[BEGIN EXTRACTED MATERIAL]

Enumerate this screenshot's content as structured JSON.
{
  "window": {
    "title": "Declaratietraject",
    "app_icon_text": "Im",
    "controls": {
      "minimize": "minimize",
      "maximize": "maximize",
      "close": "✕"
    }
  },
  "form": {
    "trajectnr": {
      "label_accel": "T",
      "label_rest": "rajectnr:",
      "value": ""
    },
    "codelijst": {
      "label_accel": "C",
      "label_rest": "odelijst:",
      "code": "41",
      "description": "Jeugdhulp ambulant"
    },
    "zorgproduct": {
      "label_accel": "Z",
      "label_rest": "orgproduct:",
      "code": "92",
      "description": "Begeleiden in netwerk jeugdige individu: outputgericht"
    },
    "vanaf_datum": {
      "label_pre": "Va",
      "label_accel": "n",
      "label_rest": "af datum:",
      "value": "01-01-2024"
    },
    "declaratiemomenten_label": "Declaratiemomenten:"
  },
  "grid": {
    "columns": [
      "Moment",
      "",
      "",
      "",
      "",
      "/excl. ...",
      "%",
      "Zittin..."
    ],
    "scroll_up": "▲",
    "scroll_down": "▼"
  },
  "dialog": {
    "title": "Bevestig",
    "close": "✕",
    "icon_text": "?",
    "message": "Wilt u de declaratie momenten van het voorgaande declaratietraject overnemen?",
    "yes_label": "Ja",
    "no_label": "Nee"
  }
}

[END EXTRACTED MATERIAL]

◆ SET TASK ◆
Repeat the data precisely, reproducing every entry.

◆ ANSWER TO THE TASK ◆
Enumerate this screenshot's content as structured JSON.
{
  "window": {
    "title": "Declaratietraject",
    "app_icon_text": "Im",
    "controls": {
      "minimize": "minimize",
      "maximize": "maximize",
      "close": "✕"
    }
  },
  "form": {
    "trajectnr": {
      "label_accel": "T",
      "label_rest": "rajectnr:",
      "value": ""
    },
    "codelijst": {
      "label_accel": "C",
      "label_rest": "odelijst:",
      "code": "41",
      "description": "Jeugdhulp ambulant"
    },
    "zorgproduct": {
      "label_accel": "Z",
      "label_rest": "orgproduct:",
      "code": "92",
      "description": "Begeleiden in netwerk jeugdige individu: outputgericht"
    },
    "vanaf_datum": {
      "label_pre": "Va",
      "label_accel": "n",
      "label_rest": "af datum:",
      "value": "01-01-2024"
    },
    "declaratiemomenten_label": "Declaratiemomenten:"
  },
  "grid": {
    "columns": [
      "Moment",
      "",
      "",
      "",
      "",
      "/excl. ...",
      "%",
      "Zittin..."
    ],
    "scroll_up": "▲",
    "scroll_down": "▼"
  },
  "dialog": {
    "title": "Bevestig",
    "close": "✕",
    "icon_text": "?",
    "message": "Wilt u de declaratie momenten van het voorgaande declaratietraject overnemen?",
    "yes_label": "Ja",
    "no_label": "Nee"
  }
}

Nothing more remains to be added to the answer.